(Extracted records)
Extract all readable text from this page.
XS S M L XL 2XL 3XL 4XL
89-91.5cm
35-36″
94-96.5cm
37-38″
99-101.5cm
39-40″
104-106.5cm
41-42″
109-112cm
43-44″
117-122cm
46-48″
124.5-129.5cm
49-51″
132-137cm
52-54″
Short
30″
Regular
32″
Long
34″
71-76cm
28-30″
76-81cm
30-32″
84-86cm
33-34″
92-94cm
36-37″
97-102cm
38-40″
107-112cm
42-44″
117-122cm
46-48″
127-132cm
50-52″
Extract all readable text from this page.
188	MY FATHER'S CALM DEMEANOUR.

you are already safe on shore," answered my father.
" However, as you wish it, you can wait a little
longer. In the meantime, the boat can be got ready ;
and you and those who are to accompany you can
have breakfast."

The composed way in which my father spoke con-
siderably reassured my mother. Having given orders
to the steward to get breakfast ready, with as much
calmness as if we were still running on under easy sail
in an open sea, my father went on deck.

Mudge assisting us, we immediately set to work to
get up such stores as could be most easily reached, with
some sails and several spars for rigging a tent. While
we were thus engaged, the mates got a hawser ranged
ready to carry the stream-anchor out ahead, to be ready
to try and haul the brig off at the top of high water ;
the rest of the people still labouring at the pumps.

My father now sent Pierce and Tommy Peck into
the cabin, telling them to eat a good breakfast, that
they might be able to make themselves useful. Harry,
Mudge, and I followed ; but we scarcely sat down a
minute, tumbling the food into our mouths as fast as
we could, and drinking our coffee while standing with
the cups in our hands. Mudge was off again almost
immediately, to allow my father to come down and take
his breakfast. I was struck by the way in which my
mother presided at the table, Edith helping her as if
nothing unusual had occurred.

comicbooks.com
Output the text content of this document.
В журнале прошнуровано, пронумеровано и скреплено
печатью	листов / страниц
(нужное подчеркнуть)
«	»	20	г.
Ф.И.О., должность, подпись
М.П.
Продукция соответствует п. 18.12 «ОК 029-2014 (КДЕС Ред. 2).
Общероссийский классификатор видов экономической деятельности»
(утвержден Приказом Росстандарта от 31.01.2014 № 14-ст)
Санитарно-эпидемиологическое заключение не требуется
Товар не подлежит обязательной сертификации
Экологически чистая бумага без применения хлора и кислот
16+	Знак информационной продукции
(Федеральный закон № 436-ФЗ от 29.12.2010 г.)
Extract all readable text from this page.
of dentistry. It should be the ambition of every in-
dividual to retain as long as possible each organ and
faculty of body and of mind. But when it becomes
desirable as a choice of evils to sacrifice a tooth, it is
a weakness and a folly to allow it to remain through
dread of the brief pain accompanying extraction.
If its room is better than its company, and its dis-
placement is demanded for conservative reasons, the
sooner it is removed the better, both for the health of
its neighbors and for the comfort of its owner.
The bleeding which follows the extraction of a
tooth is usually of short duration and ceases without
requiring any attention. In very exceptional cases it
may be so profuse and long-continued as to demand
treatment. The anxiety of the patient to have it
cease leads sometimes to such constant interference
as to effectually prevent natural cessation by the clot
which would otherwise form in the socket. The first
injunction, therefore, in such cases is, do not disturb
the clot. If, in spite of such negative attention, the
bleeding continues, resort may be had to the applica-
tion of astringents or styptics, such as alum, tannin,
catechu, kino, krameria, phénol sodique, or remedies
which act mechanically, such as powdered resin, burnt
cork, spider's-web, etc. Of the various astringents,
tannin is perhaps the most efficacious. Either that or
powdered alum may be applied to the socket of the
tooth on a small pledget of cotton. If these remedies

§ **Required task**
Write an exact transcription of every entry above.

§ **Response below**
Extract all readable text from this page.
XS S M L XL 2XL 3XL 4XL
89-91.5cm
35-36″
94-96.5cm
37-38″
99-101.5cm
39-40″
104-106.5cm
41-42″
109-112cm
43-44″
117-122cm
46-48″
124.5-129.5cm
49-51″
132-137cm
52-54″
Short
30″
Regular
32″
Long
34″
71-76cm
28-30″
76-81cm
30-32″
84-86cm
33-34″
92-94cm
36-37″
97-102cm
38-40″
107-112cm
42-44″
117-122cm
46-48″
127-132cm
50-52″
Extract all readable text from this page.
188	MY FATHER'S CALM DEMEANOUR.

you are already safe on shore," answered my father.
" However, as you wish it, you can wait a little
longer. In the meantime, the boat can be got ready ;
and you and those who are to accompany you can
have breakfast."

The composed way in which my father spoke con-
siderably reassured my mother. Having given orders
to the steward to get breakfast ready, with as much
calmness as if we were still running on under easy sail
in an open sea, my father went on deck.

Mudge assisting us, we immediately set to work to
get up such stores as could be most easily reached, with
some sails and several spars for rigging a tent. While
we were thus engaged, the mates got a hawser ranged
ready to carry the stream-anchor out ahead, to be ready
to try and haul the brig off at the top of high water ;
the rest of the people still labouring at the pumps.

My father now sent Pierce and Tommy Peck into
the cabin, telling them to eat a good breakfast, that
they might be able to make themselves useful. Harry,
Mudge, and I followed ; but we scarcely sat down a
minute, tumbling the food into our mouths as fast as
we could, and drinking our coffee while standing with
the cups in our hands. Mudge was off again almost
immediately, to allow my father to come down and take
his breakfast. I was struck by the way in which my
mother presided at the table, Edith helping her as if
nothing unusual had occurred.

comicbooks.com
Output the text content of this document.
В журнале прошнуровано, пронумеровано и скреплено
печатью	листов / страниц
(нужное подчеркнуть)
«	»	20	г.
Ф.И.О., должность, подпись
М.П.
Продукция соответствует п. 18.12 «ОК 029-2014 (КДЕС Ред. 2).
Общероссийский классификатор видов экономической деятельности»
(утвержден Приказом Росстандарта от 31.01.2014 № 14-ст)
Санитарно-эпидемиологическое заключение не требуется
Товар не подлежит обязательной сертификации
Экологически чистая бумага без применения хлора и кислот
16+	Знак информационной продукции
(Федеральный закон № 436-ФЗ от 29.12.2010 г.)
Extract all readable text from this page.
of dentistry. It should be the ambition of every in-
dividual to retain as long as possible each organ and
faculty of body and of mind. But when it becomes
desirable as a choice of evils to sacrifice a tooth, it is
a weakness and a folly to allow it to remain through
dread of the brief pain accompanying extraction.
If its room is better than its company, and its dis-
placement is demanded for conservative reasons, the
sooner it is removed the better, both for the health of
its neighbors and for the comfort of its owner.
The bleeding which follows the extraction of a
tooth is usually of short duration and ceases without
requiring any attention. In very exceptional cases it
may be so profuse and long-continued as to demand
treatment. The anxiety of the patient to have it
cease leads sometimes to such constant interference
as to effectually prevent natural cessation by the clot
which would otherwise form in the socket. The first
injunction, therefore, in such cases is, do not disturb
the clot. If, in spite of such negative attention, the
bleeding continues, resort may be had to the applica-
tion of astringents or styptics, such as alum, tannin,
catechu, kino, krameria, phénol sodique, or remedies
which act mechanically, such as powdered resin, burnt
cork, spider's-web, etc. Of the various astringents,
tannin is perhaps the most efficacious. Either that or
powdered alum may be applied to the socket of the
tooth on a small pledget of cotton. If these remedies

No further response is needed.